- **PROBLEM DETAILS**
Rewrite the entries from the line containing "bottleneck-chart bbox=[37, 31, 763, 769]" through the line containing "marker-dot bbox=[313, 674, 334, 695]", replacing "marker-dot" with "data-point" and leaving everything else unchanged.

- **STORED ROWS**
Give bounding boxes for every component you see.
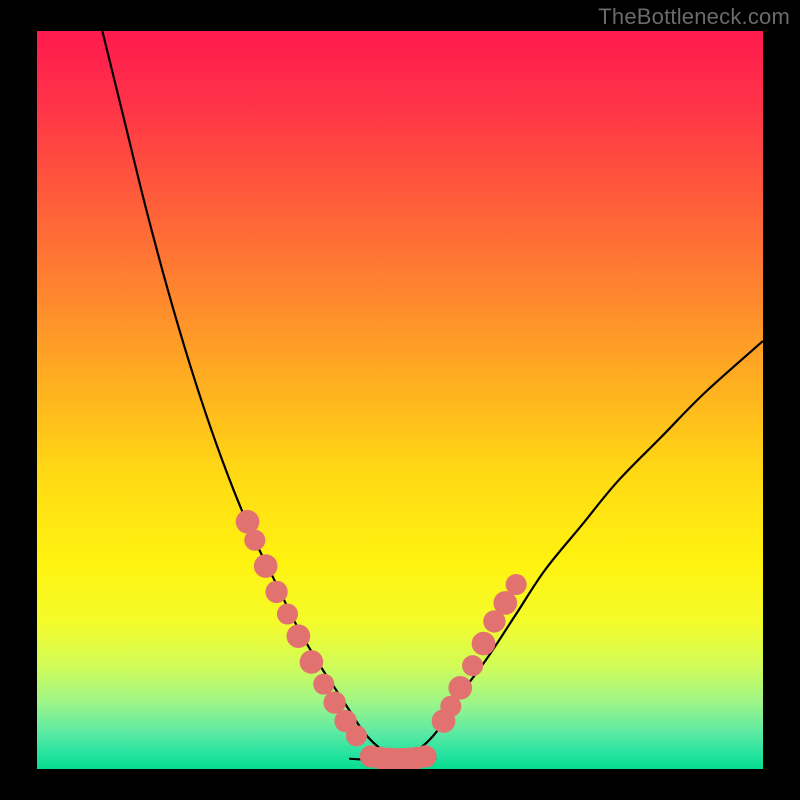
bottleneck-chart bbox=[37, 31, 763, 769]
chart-container: TheBottleneck.com bbox=[0, 0, 800, 800]
marker-dot bbox=[287, 624, 311, 648]
marker-dot bbox=[346, 725, 367, 746]
marker-dot bbox=[462, 655, 483, 676]
plot-area bbox=[37, 31, 763, 769]
watermark-text: TheBottleneck.com bbox=[598, 4, 790, 30]
marker-dot bbox=[448, 676, 472, 700]
marker-dot bbox=[254, 554, 278, 578]
marker-dot bbox=[300, 650, 324, 674]
marker-dot bbox=[472, 632, 496, 656]
marker-dot bbox=[277, 603, 298, 624]
marker-dot bbox=[506, 574, 527, 595]
marker-dot bbox=[414, 745, 436, 767]
marker-dot bbox=[313, 674, 334, 695]
gradient-background bbox=[37, 31, 763, 769]
marker-dot bbox=[244, 530, 265, 551]
marker-dot bbox=[265, 581, 287, 603]
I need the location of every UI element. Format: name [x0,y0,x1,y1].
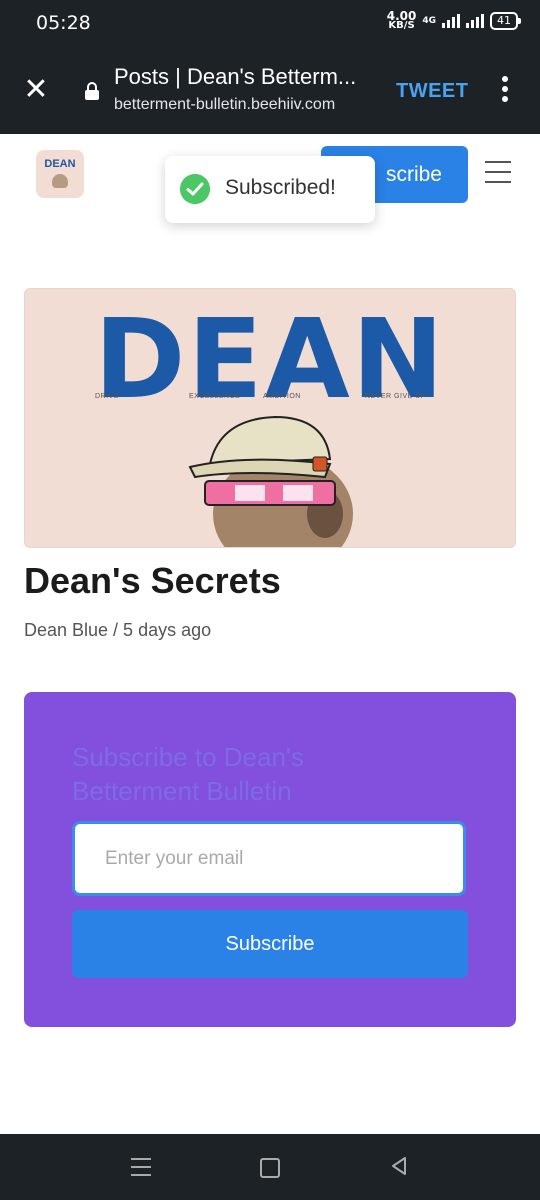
network-speed-unit: KB/S [388,20,415,31]
battery-icon: 41 [490,12,521,30]
signal-icon [442,14,460,28]
post-cover-image[interactable]: DEAN DRIVE EXCELLENCE AMBITION NEVER GIV… [24,288,516,548]
ape-illustration [188,415,353,547]
subscribe-card: Subscribe to Dean's Betterment Bulletin … [24,692,516,1027]
close-icon[interactable]: ✕ [18,70,54,110]
browser-toolbar: ✕ Posts | Dean's Betterm... betterment-b… [0,46,540,134]
system-nav-bar [0,1134,540,1200]
logo-text: DEAN [44,158,76,170]
logo-avatar [52,174,68,188]
subscribe-button[interactable]: Subscribe [72,910,468,978]
toast-message: Subscribed! [225,176,336,199]
status-bar: 05:28 4.00 KB/S 4G 41 [0,0,540,46]
site-logo[interactable]: DEAN [36,150,84,198]
battery-level: 41 [497,14,511,27]
home-icon[interactable] [260,1158,280,1178]
hamburger-menu-icon[interactable] [485,161,511,183]
url-domain[interactable]: betterment-bulletin.beehiiv.com [114,96,335,114]
lock-icon [85,82,99,100]
post-title[interactable]: Dean's Secrets [24,560,281,602]
check-circle-icon [180,174,210,204]
network-type: 4G [422,16,436,26]
back-icon[interactable] [389,1156,409,1176]
email-field[interactable] [72,821,466,896]
signal-icon-2 [466,14,484,28]
more-vert-icon[interactable] [498,76,512,106]
status-indicators: 4.00 KB/S 4G 41 [387,10,521,31]
subscribe-heading: Subscribe to Dean's Betterment Bulletin [72,742,304,806]
status-time: 05:28 [36,12,91,34]
tweet-button[interactable]: TWEET [396,80,469,103]
page-title[interactable]: Posts | Dean's Betterm... [114,64,379,90]
subscribed-toast: Subscribed! [165,156,375,223]
network-speed: 4.00 KB/S [387,10,417,31]
post-meta: Dean Blue / 5 days ago [24,620,212,640]
menu-icon[interactable] [131,1158,151,1176]
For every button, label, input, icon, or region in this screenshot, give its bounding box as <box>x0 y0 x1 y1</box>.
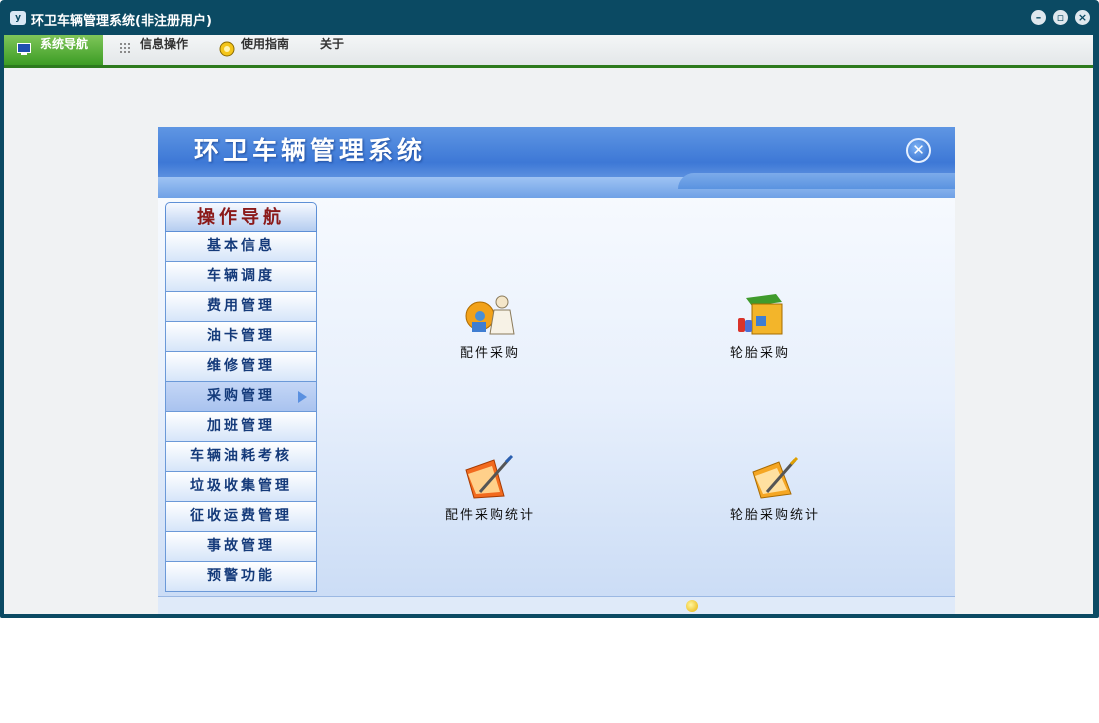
menu-info-ops[interactable]: 信息操作 <box>120 35 188 65</box>
nav-item-label: 垃圾收集管理 <box>190 478 292 494</box>
parts-stats-icon <box>465 454 514 499</box>
nav-item-label: 费用管理 <box>207 298 275 314</box>
nav-item-label: 车辆油耗考核 <box>190 448 292 464</box>
banner: 环卫车辆管理系统 ✕ <box>158 127 955 198</box>
nav-item-label: 油卡管理 <box>207 328 275 344</box>
app-logo-icon: y <box>10 11 26 25</box>
banner-title: 环卫车辆管理系统 <box>194 136 427 165</box>
nav-item-basic-info[interactable]: 基本信息 <box>165 232 317 262</box>
arrow-right-icon <box>298 391 307 403</box>
status-bulb-icon <box>686 600 698 612</box>
tire-purchase-icon <box>738 294 783 335</box>
menu-user-guide[interactable]: 使用指南 <box>219 35 289 65</box>
title-bar[interactable]: y 环卫车辆管理系统(非注册用户) – ▫ × <box>0 0 1099 35</box>
nav-item-label: 维修管理 <box>207 358 275 374</box>
nav-item-label: 加班管理 <box>207 418 275 434</box>
nav-item-label: 预警功能 <box>207 568 275 584</box>
nav-item-warning[interactable]: 预警功能 <box>165 562 317 592</box>
minimize-button[interactable]: – <box>1031 10 1046 25</box>
banner-wave <box>678 173 955 189</box>
tile-label: 轮胎采购统计 <box>729 508 820 523</box>
tile-parts-purchase[interactable]: 配件采购 <box>440 290 540 361</box>
close-button[interactable]: × <box>1075 10 1090 25</box>
menu-system-nav[interactable]: 系统导航 <box>4 35 103 65</box>
nav-item-overtime-mgmt[interactable]: 加班管理 <box>165 412 317 442</box>
tile-label: 轮胎采购 <box>729 346 790 361</box>
nav-item-label: 车辆调度 <box>207 268 275 284</box>
menu-about[interactable]: 关于 <box>320 35 344 65</box>
nav-item-purchase-mgmt[interactable]: 采购管理 <box>165 382 317 412</box>
menu-label: 系统导航 <box>40 37 89 51</box>
nav-item-accident-mgmt[interactable]: 事故管理 <box>165 532 317 562</box>
monitor-icon <box>17 43 31 55</box>
menu-label: 使用指南 <box>241 37 290 51</box>
tile-label: 配件采购 <box>459 346 520 361</box>
restore-button[interactable]: ▫ <box>1053 10 1068 25</box>
nav-header: 操作导航 <box>165 202 317 232</box>
parts-purchase-icon <box>465 295 515 335</box>
nav-item-label: 采购管理 <box>207 388 275 404</box>
nav-item-garbage-collection[interactable]: 垃圾收集管理 <box>165 472 317 502</box>
operation-nav: 操作导航 基本信息 车辆调度 费用管理 油卡管理 维修管理 采购管理 加班管理 … <box>165 202 317 592</box>
status-bar <box>158 596 955 614</box>
window-title: 环卫车辆管理系统(非注册用户) <box>31 14 212 29</box>
tile-parts-purchase-stats[interactable]: 配件采购统计 <box>440 452 540 523</box>
tire-stats-icon <box>752 456 799 499</box>
close-circle-icon[interactable]: ✕ <box>906 138 931 163</box>
nav-item-freight-collection[interactable]: 征收运费管理 <box>165 502 317 532</box>
nav-item-fuel-assessment[interactable]: 车辆油耗考核 <box>165 442 317 472</box>
menu-bar: 系统导航 信息操作 使用指南 关于 <box>4 35 1093 68</box>
tile-tire-purchase[interactable]: 轮胎采购 <box>710 290 810 361</box>
nav-item-vehicle-dispatch[interactable]: 车辆调度 <box>165 262 317 292</box>
grid-icon <box>120 43 130 53</box>
tile-label: 配件采购统计 <box>444 508 535 523</box>
nav-item-label: 事故管理 <box>207 538 275 554</box>
menu-label: 信息操作 <box>140 37 189 51</box>
nav-item-label: 基本信息 <box>207 238 275 254</box>
nav-item-label: 征收运费管理 <box>190 508 292 524</box>
tile-tire-purchase-stats[interactable]: 轮胎采购统计 <box>710 452 840 523</box>
menu-label: 关于 <box>320 37 345 51</box>
main-panel: 环卫车辆管理系统 ✕ 操作导航 基本信息 车辆调度 费用管理 油卡管理 维修管理… <box>158 127 955 614</box>
help-circle-icon <box>219 41 235 57</box>
nav-item-repair-mgmt[interactable]: 维修管理 <box>165 352 317 382</box>
nav-item-fuel-card-mgmt[interactable]: 油卡管理 <box>165 322 317 352</box>
nav-item-expense-mgmt[interactable]: 费用管理 <box>165 292 317 322</box>
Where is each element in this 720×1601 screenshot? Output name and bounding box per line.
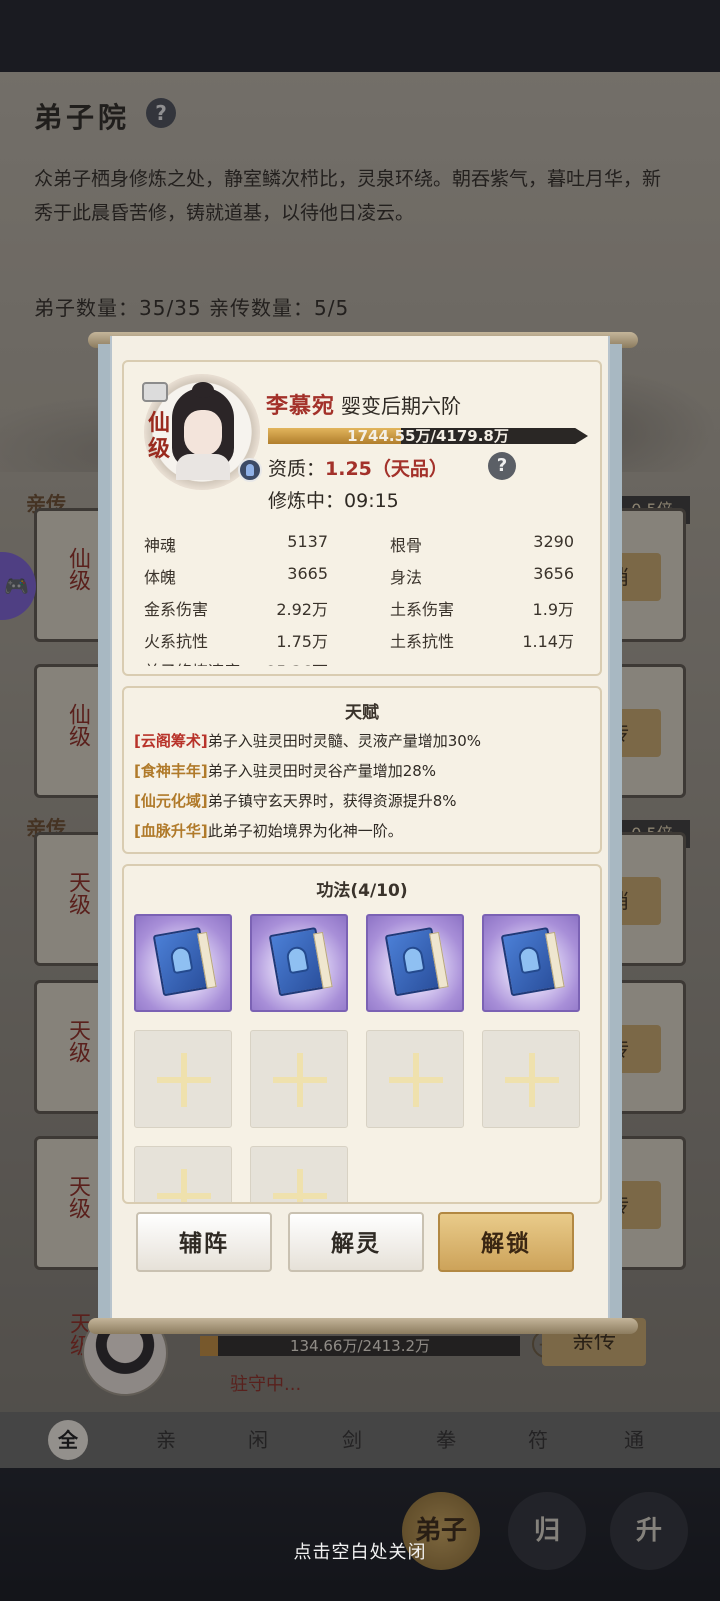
empty-technique-slot[interactable] <box>366 1030 464 1128</box>
skill-book-icon <box>268 926 336 1001</box>
plus-icon <box>505 1053 559 1107</box>
card-icon <box>142 382 168 402</box>
disciple-detail-modal: 仙级 李慕宛 婴变后期六阶 1744.55万/4179.8万 资质：1.25（天品… <box>110 336 610 1332</box>
scroll-rod-bottom <box>88 1318 638 1334</box>
cultivation-progress-text: 1744.55万/4179.8万 <box>347 427 509 445</box>
stat-label: 土系伤害 <box>390 600 455 619</box>
talent-item: [血脉升华]此弟子初始境界为化神一阶。 <box>134 820 403 841</box>
plus-icon <box>273 1053 327 1107</box>
disciple-name: 李慕宛 <box>266 393 336 419</box>
stat-label: 根骨 <box>390 536 423 555</box>
aptitude-label: 资质： <box>268 458 326 480</box>
stat-value: 3665 <box>287 564 328 583</box>
skill-book-icon <box>152 926 220 1001</box>
plus-icon <box>157 1169 211 1202</box>
empty-technique-slot[interactable] <box>250 1030 348 1128</box>
technique-slot[interactable] <box>134 914 232 1012</box>
stat-label: 体魄 <box>144 568 177 587</box>
close-hint: 点击空白处关闭 <box>293 1542 427 1563</box>
stat-value: 3656 <box>533 564 574 583</box>
grade-tag: 仙级 <box>148 410 171 462</box>
plus-icon <box>389 1053 443 1107</box>
aptitude-help-button[interactable]: ? <box>488 452 516 480</box>
release-spirit-button[interactable]: 解灵 <box>288 1212 424 1272</box>
aptitude-value: 1.25（天品） <box>325 458 448 480</box>
cultivation-progress-bar: 1744.55万/4179.8万 <box>268 428 588 444</box>
stats-grid[interactable]: 神魂 5137 根骨 3290 体魄 3665 身法 3656 金系伤害 2.92万 土系… <box>144 532 574 666</box>
skill-book-icon <box>384 926 452 1001</box>
talent-name: [食神丰年] <box>134 762 208 780</box>
stat-label: 弟子修炼速度 <box>144 658 240 666</box>
talent-panel: 天赋 [云阁筹术]弟子入驻灵田时灵髓、灵液产量增加30% [食神丰年]弟子入驻灵… <box>122 686 602 854</box>
stat-value: 1.14万 <box>522 632 574 651</box>
stat-value: 1.75万 <box>276 632 328 651</box>
technique-panel[interactable]: 功法(4/10) <box>122 864 602 1204</box>
talent-item: [食神丰年]弟子入驻灵田时灵谷产量增加28% <box>134 760 436 781</box>
stat-label: 身法 <box>390 568 423 587</box>
stat-label: 金系伤害 <box>144 600 209 619</box>
talent-desc: 弟子入驻灵田时灵髓、灵液产量增加30% <box>207 732 482 750</box>
talent-name: [云阁筹术] <box>134 732 208 750</box>
stat-label: 火系抗性 <box>144 632 209 651</box>
technique-slot[interactable] <box>250 914 348 1012</box>
training-time: 09:15 <box>344 490 399 512</box>
profile-panel: 仙级 李慕宛 婴变后期六阶 1744.55万/4179.8万 资质：1.25（天品… <box>122 360 602 676</box>
stat-value: 1.9万 <box>532 600 574 619</box>
technique-title: 功法(4/10) <box>316 881 408 901</box>
technique-slot[interactable] <box>482 914 580 1012</box>
talent-desc: 弟子入驻灵田时灵谷产量增加28% <box>207 762 437 780</box>
talent-desc: 此弟子初始境界为化神一阶。 <box>207 822 403 840</box>
water-element-icon <box>238 458 262 482</box>
unlock-button[interactable]: 解锁 <box>438 1212 574 1272</box>
name-row: 李慕宛 婴变后期六阶 <box>266 388 461 420</box>
stat-value: 5137 <box>287 532 328 551</box>
training-label: 修炼中： <box>268 490 345 512</box>
plus-icon <box>157 1053 211 1107</box>
aptitude-row: 资质：1.25（天品） <box>268 454 448 481</box>
technique-slot[interactable] <box>366 914 464 1012</box>
plus-icon <box>273 1169 327 1202</box>
stat-value: 25.36万 <box>266 658 328 666</box>
talent-desc: 弟子镇守玄天界时，获得资源提升8% <box>207 792 457 810</box>
disciple-realm: 婴变后期六阶 <box>341 394 462 418</box>
talent-name: [血脉升华] <box>134 822 208 840</box>
training-row: 修炼中：09:15 <box>268 486 399 513</box>
skill-book-icon <box>500 926 568 1001</box>
empty-technique-slot[interactable] <box>482 1030 580 1128</box>
stat-label: 土系抗性 <box>390 632 455 651</box>
empty-technique-slot[interactable] <box>134 1146 232 1202</box>
stat-value: 3290 <box>533 532 574 551</box>
talent-name: [仙元化域] <box>134 792 208 810</box>
avatar-portrait <box>168 382 238 480</box>
avatar: 仙级 <box>134 374 262 494</box>
talent-item: [云阁筹术]弟子入驻灵田时灵髓、灵液产量增加30% <box>134 730 481 751</box>
empty-technique-slot[interactable] <box>250 1146 348 1202</box>
empty-technique-slot[interactable] <box>134 1030 232 1128</box>
talent-title: 天赋 <box>345 703 379 723</box>
stat-label: 神魂 <box>144 536 177 555</box>
assist-formation-button[interactable]: 辅阵 <box>136 1212 272 1272</box>
talent-item: [仙元化域]弟子镇守玄天界时，获得资源提升8% <box>134 790 457 811</box>
stat-value: 2.92万 <box>276 600 328 619</box>
scroll-edge-right <box>608 344 622 1324</box>
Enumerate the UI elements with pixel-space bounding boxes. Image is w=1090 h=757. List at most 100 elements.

- **SOLUTION**
bottleneck-chart bbox=[37, 31, 763, 769]
chart-container: TheBottleneck.com bbox=[0, 0, 800, 800]
data-point bbox=[287, 624, 311, 648]
data-point bbox=[346, 725, 367, 746]
data-point bbox=[462, 655, 483, 676]
plot-area bbox=[37, 31, 763, 769]
watermark-text: TheBottleneck.com bbox=[598, 4, 790, 30]
data-point bbox=[448, 676, 472, 700]
data-point bbox=[254, 554, 278, 578]
data-point bbox=[300, 650, 324, 674]
data-point bbox=[472, 632, 496, 656]
data-point bbox=[277, 603, 298, 624]
data-point bbox=[506, 574, 527, 595]
data-point bbox=[414, 745, 436, 767]
data-point bbox=[313, 674, 334, 695]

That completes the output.